__Data extract__:

_ _ _ _ _ _ _

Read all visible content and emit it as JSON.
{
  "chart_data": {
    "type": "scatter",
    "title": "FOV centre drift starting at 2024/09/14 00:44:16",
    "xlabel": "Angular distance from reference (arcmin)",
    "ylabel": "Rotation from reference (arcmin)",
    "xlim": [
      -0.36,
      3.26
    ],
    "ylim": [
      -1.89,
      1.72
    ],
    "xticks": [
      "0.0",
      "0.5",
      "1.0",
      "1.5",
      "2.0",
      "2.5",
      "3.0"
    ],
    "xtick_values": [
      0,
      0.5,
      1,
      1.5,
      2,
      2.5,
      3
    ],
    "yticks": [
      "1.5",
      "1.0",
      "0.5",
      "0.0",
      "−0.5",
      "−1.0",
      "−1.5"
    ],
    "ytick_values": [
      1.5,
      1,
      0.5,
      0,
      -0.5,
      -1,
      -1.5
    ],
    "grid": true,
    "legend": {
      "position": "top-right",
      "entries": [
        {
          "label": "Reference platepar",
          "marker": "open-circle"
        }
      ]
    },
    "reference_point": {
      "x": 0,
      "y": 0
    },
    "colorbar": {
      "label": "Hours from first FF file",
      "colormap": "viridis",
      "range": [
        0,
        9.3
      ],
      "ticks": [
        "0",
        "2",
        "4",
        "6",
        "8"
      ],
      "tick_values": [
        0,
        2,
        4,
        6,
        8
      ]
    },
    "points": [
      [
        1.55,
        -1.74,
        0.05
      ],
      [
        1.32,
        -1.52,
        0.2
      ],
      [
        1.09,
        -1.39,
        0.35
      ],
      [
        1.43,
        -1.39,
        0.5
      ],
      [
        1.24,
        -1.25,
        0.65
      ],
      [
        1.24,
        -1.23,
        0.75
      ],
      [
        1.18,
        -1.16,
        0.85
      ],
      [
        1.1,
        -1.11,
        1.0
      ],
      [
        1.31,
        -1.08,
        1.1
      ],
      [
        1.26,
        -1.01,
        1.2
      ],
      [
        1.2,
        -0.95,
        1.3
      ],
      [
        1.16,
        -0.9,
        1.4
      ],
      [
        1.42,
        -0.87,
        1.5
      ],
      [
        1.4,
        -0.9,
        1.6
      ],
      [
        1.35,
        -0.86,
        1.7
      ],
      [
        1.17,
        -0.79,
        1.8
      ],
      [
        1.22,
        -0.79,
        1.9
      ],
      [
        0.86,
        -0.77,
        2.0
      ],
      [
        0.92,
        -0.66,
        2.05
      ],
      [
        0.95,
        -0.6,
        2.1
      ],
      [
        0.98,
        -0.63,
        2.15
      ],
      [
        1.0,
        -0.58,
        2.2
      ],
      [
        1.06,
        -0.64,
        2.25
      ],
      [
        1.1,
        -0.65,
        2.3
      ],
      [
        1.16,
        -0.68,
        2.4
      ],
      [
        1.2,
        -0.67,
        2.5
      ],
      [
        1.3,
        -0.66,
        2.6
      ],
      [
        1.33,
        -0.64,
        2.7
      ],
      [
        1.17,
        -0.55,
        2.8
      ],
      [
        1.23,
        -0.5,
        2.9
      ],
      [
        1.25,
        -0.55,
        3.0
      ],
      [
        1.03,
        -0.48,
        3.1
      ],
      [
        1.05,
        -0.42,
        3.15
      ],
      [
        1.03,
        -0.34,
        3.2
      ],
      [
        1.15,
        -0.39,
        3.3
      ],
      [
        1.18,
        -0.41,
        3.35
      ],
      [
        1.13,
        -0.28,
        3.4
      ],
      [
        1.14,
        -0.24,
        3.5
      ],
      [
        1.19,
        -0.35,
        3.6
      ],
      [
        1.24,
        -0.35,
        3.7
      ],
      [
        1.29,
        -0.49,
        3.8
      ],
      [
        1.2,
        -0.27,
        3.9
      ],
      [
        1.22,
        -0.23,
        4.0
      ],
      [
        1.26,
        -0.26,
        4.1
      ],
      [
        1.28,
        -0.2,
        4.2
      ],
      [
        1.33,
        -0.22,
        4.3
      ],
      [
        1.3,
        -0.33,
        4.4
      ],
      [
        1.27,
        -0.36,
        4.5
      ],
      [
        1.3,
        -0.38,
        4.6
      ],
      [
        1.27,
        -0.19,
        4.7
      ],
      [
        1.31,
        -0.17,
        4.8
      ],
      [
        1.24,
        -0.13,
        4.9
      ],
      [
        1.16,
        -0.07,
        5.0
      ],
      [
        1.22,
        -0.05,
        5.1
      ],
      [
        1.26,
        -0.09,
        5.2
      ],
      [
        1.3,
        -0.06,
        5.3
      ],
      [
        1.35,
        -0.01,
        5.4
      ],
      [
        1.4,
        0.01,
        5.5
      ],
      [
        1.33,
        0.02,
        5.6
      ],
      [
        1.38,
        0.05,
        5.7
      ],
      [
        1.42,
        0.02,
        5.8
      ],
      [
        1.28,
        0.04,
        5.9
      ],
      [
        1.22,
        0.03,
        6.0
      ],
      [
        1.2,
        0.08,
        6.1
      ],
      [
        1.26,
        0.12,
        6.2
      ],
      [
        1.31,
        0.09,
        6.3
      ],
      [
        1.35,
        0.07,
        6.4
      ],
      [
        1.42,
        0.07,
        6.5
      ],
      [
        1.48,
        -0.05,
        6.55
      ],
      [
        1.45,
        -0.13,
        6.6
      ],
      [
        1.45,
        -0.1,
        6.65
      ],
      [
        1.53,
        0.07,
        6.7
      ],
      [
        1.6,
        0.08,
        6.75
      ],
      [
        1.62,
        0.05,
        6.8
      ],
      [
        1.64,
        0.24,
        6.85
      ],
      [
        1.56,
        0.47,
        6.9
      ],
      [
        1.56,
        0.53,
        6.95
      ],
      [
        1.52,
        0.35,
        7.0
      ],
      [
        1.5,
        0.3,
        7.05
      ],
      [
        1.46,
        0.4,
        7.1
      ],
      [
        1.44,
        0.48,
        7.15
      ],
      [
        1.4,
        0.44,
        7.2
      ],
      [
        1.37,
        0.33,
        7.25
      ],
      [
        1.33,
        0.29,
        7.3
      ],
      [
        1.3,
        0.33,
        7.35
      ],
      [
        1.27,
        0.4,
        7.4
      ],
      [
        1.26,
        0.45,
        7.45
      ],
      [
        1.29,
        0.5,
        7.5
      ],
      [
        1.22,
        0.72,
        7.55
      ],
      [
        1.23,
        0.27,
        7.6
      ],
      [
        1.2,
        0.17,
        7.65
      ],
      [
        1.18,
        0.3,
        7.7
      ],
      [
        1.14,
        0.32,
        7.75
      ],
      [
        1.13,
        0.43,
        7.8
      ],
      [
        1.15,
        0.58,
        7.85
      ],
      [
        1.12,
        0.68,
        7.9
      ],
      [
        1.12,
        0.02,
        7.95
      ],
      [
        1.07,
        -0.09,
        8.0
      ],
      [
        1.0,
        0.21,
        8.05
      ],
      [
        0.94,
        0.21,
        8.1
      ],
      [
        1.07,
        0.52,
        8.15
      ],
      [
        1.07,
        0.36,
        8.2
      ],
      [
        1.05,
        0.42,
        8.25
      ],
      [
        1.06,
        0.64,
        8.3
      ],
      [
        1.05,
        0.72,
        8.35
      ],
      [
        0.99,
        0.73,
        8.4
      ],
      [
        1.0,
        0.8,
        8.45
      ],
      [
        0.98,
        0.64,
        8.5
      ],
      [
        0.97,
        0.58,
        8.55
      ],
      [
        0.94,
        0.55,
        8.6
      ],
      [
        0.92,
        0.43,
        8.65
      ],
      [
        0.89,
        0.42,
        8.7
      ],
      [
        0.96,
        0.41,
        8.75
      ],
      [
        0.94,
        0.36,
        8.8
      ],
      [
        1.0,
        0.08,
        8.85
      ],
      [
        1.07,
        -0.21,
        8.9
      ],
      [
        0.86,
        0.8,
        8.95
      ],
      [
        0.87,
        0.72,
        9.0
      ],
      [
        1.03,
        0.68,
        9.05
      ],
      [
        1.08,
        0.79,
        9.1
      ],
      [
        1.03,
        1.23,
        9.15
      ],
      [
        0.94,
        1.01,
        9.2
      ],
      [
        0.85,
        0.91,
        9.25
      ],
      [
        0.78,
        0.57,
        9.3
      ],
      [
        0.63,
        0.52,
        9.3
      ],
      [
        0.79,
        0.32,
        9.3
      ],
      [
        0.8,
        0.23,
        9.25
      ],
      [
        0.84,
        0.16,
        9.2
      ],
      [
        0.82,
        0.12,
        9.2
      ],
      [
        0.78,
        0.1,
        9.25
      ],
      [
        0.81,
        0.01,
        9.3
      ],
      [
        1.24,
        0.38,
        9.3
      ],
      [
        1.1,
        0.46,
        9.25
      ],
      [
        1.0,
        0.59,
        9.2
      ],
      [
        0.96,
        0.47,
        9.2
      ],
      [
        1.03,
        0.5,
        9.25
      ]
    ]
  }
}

_ _ _ _ _ _ _

__Task to complete__: From the records, copy every line that has the string "arcmin" in it.

__Result of the exercise__:
    "xlabel": "Angular distance from reference (arcmin)",
    "ylabel": "Rotation from reference (arcmin)",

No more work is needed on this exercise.